- WRITTEN EXERCISE
Pull out each line of the records holding the string "JSON".
###
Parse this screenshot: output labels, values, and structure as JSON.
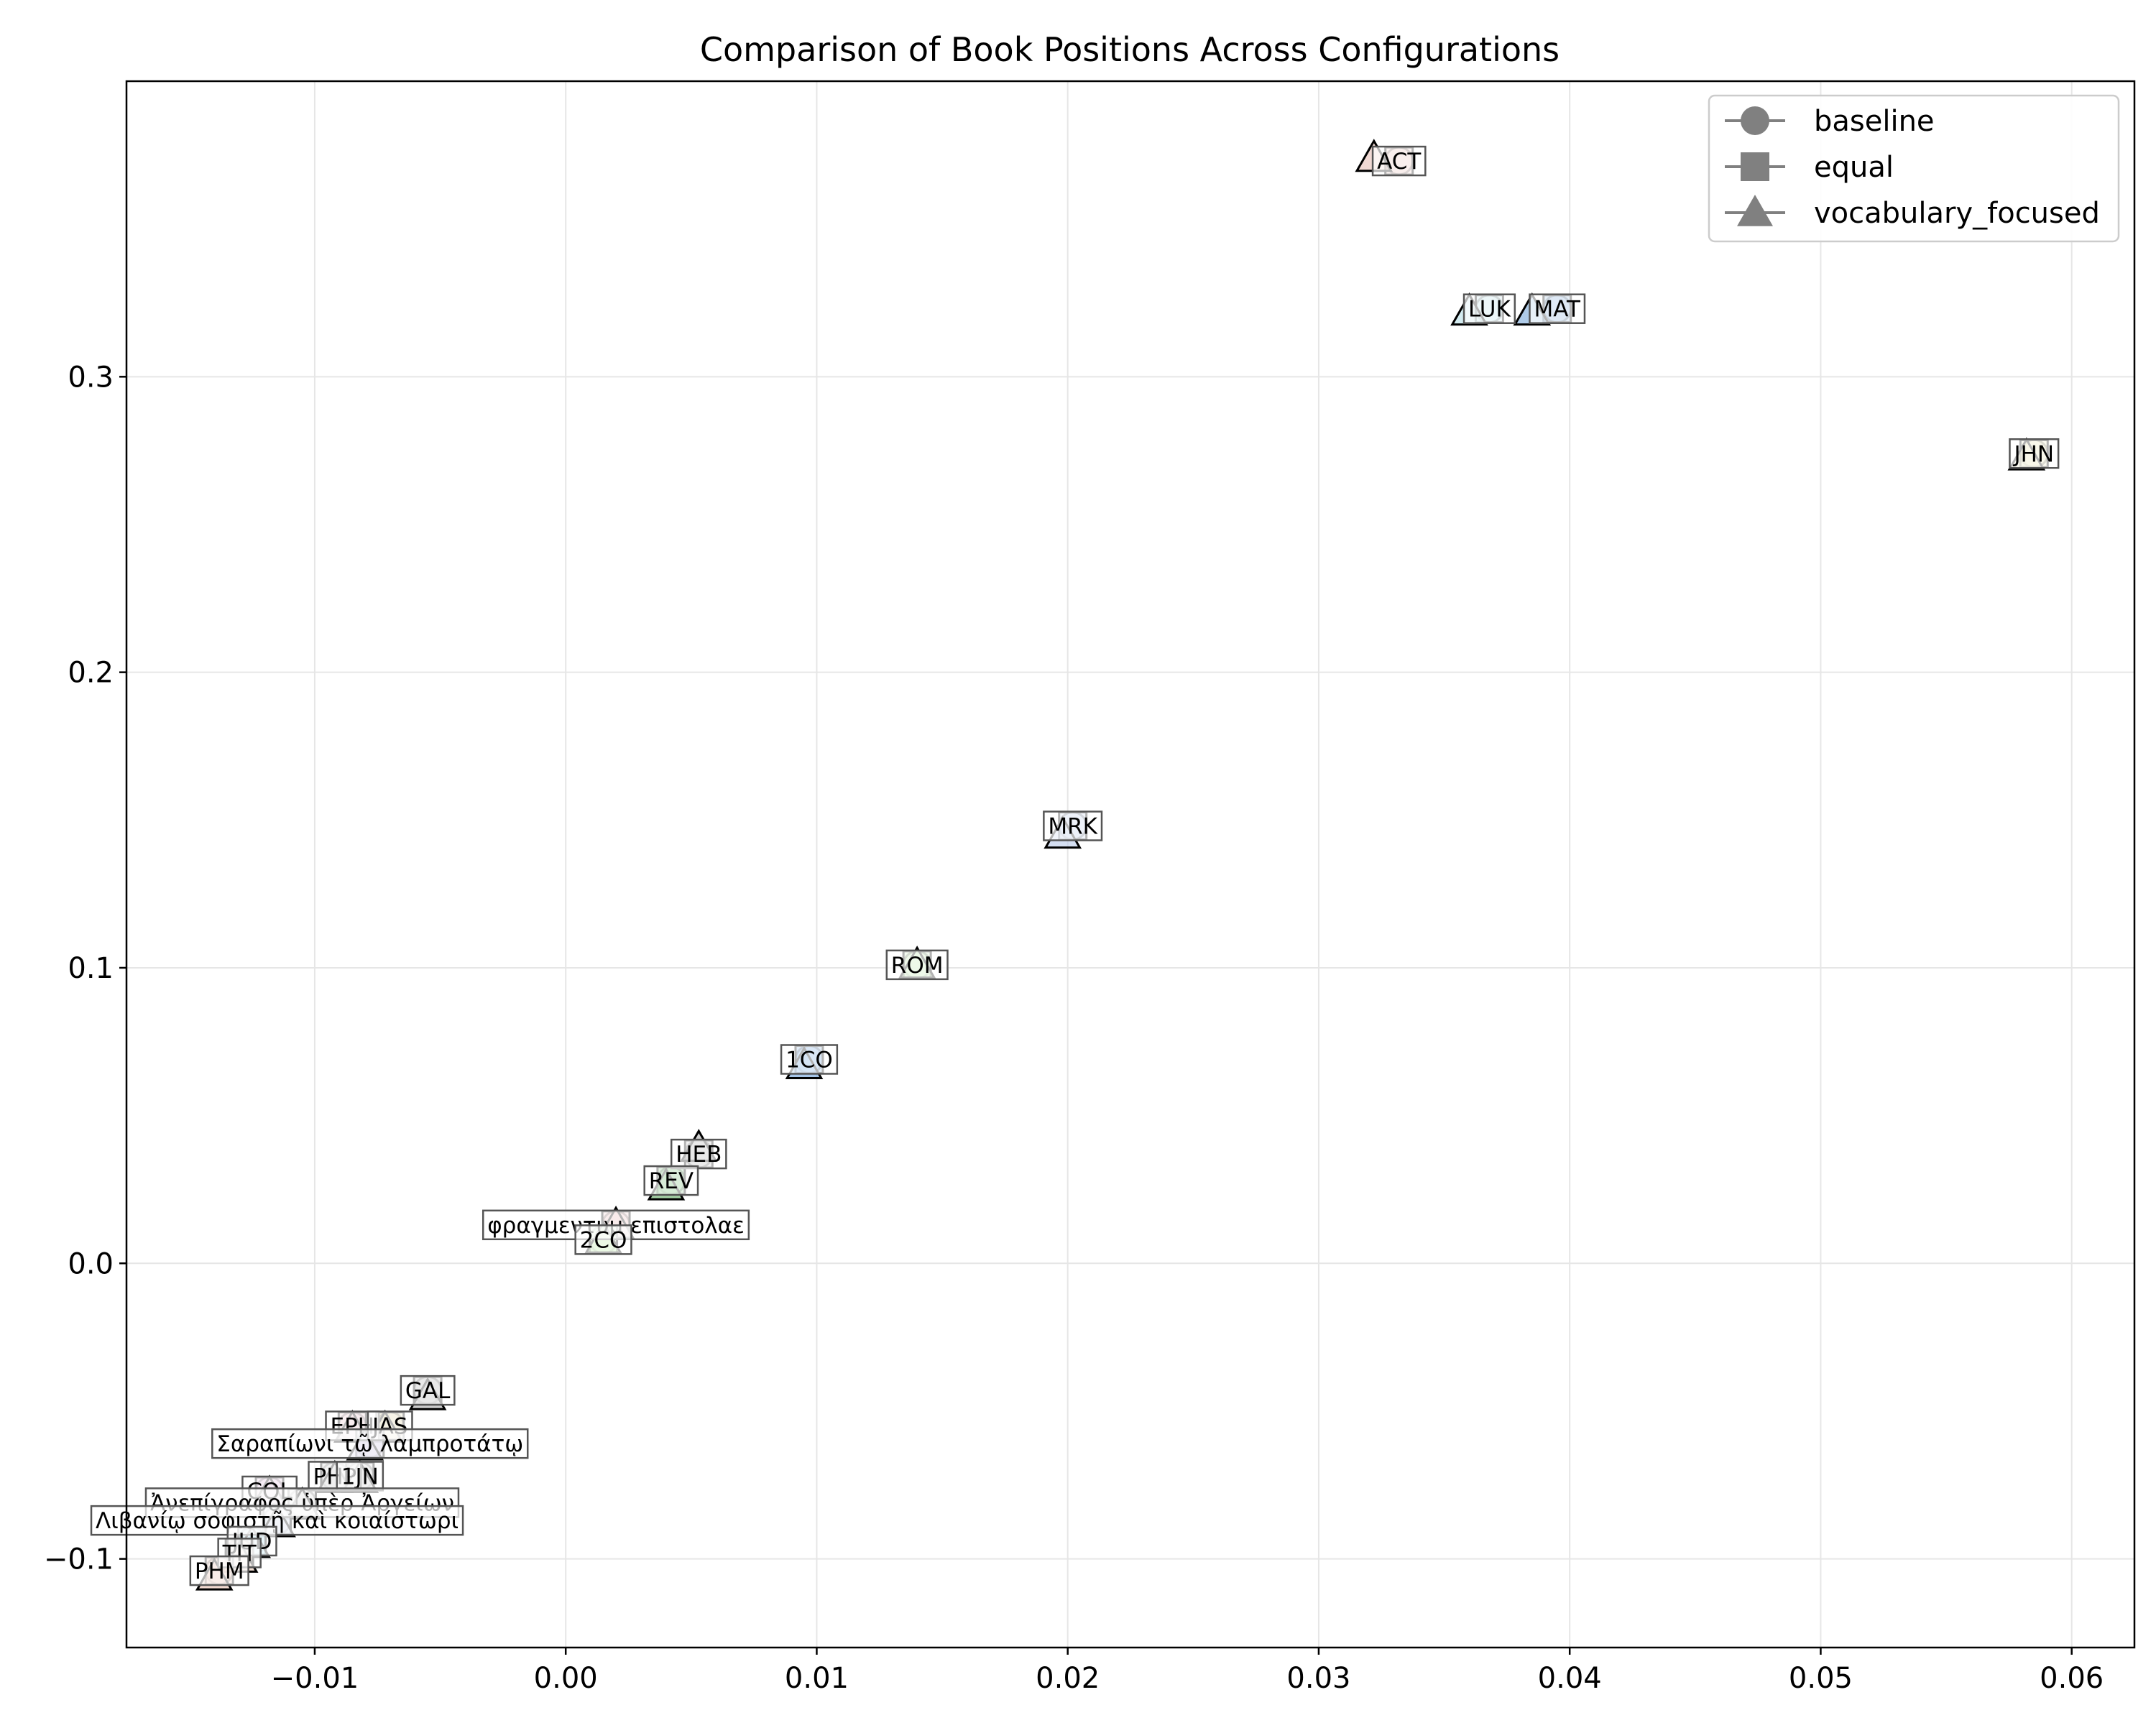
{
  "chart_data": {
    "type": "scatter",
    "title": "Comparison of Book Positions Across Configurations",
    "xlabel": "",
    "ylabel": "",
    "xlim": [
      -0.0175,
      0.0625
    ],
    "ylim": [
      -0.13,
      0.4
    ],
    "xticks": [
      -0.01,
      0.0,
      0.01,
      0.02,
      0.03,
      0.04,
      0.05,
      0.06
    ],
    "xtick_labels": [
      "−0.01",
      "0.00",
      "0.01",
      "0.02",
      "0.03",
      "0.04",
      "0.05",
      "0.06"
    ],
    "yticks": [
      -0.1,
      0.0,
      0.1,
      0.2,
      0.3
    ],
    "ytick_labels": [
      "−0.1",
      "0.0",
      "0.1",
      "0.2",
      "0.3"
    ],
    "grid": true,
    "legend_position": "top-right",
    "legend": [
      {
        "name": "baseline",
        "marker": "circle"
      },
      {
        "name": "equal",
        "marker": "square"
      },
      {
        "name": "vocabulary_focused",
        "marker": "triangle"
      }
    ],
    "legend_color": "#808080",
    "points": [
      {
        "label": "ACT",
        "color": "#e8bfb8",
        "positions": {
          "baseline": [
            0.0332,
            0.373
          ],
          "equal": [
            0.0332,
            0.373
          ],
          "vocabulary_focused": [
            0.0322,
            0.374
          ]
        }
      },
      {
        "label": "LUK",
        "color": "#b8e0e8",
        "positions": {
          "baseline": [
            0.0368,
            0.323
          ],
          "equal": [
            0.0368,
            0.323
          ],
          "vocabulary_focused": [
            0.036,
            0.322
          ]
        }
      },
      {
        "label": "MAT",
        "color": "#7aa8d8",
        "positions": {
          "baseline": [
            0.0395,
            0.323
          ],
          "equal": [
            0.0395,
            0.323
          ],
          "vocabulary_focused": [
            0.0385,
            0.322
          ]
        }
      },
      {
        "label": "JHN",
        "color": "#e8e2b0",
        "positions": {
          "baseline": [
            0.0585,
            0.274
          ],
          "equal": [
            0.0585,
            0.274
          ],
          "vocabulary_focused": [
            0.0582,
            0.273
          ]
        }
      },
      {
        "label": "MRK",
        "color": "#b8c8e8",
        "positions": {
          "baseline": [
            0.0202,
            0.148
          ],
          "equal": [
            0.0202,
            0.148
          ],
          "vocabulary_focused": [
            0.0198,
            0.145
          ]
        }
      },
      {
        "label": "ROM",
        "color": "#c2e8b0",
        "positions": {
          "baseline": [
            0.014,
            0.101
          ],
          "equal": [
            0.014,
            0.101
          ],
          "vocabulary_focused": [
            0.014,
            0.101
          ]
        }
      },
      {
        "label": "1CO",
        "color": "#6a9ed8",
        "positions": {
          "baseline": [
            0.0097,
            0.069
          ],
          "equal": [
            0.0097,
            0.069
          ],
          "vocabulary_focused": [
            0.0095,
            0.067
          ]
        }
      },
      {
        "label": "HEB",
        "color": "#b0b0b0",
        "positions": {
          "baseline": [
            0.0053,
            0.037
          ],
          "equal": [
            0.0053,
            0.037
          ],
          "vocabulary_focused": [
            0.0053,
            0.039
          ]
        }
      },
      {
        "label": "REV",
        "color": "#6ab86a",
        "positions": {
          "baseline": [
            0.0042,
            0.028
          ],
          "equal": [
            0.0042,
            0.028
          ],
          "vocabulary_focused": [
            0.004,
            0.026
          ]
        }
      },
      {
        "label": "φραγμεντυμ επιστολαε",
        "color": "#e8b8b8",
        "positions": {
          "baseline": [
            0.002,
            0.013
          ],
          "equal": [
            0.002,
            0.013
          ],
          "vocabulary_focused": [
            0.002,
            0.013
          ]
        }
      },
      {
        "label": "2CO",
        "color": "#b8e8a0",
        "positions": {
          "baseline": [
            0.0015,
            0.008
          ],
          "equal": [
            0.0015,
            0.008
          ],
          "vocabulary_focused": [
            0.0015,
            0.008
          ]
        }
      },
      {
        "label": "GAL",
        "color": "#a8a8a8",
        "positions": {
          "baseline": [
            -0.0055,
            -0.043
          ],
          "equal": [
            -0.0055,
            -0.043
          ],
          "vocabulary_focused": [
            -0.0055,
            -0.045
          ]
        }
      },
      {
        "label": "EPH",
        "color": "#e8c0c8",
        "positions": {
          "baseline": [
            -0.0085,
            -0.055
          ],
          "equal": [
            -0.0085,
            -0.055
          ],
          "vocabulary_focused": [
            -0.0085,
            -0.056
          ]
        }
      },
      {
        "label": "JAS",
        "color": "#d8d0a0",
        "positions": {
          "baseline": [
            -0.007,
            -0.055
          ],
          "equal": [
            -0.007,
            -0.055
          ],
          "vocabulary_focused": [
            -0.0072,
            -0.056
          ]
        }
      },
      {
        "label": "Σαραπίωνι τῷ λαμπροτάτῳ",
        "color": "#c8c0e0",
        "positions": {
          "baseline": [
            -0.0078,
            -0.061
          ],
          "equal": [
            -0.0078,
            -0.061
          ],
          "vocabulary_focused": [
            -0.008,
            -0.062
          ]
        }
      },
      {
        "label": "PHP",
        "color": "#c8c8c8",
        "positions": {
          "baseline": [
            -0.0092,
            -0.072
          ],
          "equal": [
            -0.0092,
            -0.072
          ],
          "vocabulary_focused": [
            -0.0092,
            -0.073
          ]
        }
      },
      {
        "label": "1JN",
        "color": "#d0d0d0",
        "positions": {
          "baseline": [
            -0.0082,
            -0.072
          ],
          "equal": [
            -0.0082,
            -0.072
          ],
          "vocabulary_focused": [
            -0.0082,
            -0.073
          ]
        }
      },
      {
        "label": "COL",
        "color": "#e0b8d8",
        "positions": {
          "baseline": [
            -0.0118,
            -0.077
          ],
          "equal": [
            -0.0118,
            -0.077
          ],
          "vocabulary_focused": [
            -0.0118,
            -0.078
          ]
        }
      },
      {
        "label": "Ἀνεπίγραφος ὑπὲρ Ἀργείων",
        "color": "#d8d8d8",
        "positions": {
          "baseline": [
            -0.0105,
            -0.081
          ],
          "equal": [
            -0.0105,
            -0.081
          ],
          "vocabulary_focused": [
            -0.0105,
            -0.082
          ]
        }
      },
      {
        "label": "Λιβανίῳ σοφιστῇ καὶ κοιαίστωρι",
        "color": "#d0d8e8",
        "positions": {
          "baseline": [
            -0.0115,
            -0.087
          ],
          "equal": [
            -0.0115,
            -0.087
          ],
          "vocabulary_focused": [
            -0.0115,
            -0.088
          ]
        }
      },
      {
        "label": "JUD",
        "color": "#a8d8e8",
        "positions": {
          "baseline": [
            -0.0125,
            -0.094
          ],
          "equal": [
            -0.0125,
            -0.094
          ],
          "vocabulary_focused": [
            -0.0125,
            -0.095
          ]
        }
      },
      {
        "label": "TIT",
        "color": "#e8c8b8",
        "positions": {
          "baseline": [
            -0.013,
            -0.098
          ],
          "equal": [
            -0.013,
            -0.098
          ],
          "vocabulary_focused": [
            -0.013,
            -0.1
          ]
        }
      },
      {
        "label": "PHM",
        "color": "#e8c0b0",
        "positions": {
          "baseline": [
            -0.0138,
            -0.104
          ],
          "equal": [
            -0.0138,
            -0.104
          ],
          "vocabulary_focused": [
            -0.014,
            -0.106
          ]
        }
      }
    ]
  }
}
###
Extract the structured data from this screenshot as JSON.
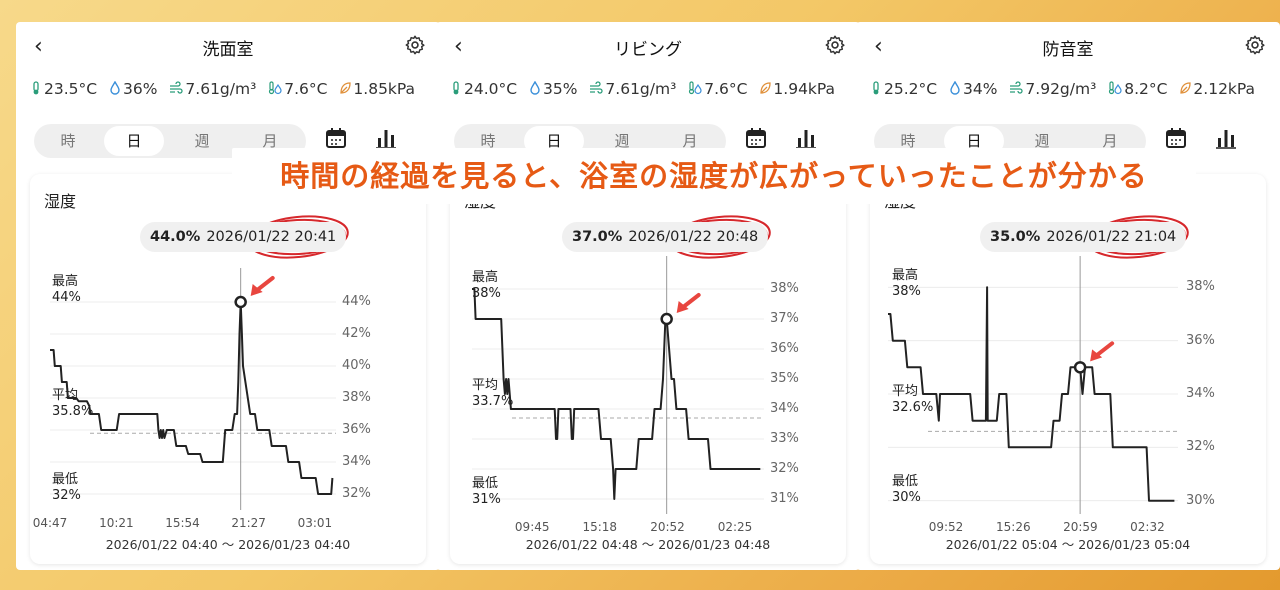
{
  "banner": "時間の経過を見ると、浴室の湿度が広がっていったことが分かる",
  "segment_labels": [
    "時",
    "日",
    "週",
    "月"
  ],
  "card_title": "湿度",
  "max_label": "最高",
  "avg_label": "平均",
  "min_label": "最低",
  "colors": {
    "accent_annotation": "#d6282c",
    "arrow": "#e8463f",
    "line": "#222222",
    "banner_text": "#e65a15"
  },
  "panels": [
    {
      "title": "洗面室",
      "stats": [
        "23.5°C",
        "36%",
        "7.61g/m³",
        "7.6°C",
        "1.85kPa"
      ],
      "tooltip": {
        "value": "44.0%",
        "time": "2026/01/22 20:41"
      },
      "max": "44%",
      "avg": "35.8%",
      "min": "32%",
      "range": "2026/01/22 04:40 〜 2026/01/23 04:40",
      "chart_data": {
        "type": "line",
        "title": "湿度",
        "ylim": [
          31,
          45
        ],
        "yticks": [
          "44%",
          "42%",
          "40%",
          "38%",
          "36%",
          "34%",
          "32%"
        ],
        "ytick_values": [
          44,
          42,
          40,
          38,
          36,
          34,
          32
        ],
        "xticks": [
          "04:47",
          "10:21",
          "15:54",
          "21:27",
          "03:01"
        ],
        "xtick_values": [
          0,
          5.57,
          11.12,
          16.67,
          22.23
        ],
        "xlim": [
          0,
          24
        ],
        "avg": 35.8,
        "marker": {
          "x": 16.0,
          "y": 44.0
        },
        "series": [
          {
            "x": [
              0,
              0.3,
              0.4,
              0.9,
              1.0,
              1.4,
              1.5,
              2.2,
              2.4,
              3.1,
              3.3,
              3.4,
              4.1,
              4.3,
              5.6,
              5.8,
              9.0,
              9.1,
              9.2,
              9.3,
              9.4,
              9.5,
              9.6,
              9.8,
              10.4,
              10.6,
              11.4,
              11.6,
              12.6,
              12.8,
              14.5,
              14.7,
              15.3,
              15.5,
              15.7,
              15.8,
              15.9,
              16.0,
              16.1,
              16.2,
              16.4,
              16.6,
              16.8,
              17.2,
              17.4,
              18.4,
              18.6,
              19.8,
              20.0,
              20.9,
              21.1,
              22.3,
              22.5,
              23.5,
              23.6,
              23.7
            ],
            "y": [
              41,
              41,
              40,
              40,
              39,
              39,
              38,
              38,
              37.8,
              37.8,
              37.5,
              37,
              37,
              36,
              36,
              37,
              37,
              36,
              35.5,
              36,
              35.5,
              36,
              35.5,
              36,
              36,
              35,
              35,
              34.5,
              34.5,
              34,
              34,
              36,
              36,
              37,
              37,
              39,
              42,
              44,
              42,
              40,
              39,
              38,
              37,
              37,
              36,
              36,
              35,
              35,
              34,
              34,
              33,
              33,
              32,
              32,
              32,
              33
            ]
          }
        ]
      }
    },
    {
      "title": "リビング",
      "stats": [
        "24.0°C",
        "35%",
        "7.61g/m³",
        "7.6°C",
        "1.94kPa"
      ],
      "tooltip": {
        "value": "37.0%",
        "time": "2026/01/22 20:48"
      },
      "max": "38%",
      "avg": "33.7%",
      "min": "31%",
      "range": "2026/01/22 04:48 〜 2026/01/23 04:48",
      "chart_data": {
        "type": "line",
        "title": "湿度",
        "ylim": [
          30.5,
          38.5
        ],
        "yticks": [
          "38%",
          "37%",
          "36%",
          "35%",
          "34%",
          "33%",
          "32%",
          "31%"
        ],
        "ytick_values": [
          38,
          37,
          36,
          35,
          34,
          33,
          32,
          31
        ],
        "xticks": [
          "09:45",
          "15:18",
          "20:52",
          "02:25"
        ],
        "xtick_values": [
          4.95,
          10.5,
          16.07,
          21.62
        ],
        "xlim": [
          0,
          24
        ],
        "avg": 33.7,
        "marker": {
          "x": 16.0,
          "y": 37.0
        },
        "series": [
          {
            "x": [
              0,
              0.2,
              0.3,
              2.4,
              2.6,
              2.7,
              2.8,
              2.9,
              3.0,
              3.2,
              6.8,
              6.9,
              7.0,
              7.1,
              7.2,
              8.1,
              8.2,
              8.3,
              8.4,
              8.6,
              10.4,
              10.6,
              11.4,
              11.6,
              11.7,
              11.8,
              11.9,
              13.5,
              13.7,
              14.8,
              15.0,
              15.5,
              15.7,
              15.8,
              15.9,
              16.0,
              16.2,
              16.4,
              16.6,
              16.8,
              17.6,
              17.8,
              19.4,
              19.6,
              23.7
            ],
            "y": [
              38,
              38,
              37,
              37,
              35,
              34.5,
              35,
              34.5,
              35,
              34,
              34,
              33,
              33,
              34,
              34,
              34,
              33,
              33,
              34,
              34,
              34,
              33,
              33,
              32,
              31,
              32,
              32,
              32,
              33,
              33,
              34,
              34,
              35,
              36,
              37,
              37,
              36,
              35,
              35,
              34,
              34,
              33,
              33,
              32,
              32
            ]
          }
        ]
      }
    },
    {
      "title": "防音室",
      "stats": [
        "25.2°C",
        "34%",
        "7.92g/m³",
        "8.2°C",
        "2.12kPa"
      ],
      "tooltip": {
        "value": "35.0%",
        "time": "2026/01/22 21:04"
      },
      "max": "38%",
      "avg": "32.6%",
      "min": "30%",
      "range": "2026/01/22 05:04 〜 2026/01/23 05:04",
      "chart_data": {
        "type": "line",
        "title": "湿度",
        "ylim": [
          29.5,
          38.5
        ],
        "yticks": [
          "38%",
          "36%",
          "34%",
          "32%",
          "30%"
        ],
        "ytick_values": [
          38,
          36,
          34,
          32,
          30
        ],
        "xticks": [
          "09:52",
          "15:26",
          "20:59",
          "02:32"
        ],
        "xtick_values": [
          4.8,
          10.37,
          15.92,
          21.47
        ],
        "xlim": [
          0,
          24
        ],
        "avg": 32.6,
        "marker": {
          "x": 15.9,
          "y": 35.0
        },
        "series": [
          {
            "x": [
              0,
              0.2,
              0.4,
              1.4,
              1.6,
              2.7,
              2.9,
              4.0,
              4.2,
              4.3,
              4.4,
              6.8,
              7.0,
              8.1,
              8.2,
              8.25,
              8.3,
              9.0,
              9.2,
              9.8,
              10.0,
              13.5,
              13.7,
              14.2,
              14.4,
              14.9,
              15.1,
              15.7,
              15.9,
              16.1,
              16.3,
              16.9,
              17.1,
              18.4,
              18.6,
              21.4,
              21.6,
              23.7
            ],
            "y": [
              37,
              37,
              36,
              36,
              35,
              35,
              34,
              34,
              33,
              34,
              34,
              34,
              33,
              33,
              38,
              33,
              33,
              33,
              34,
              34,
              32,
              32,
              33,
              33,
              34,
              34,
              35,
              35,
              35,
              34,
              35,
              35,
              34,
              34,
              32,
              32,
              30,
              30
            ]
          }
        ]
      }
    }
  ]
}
###
- IN RESPONSE
Parse this screenshot: output labels, values, and structure as JSON.
Extract the structured data from this screenshot as JSON.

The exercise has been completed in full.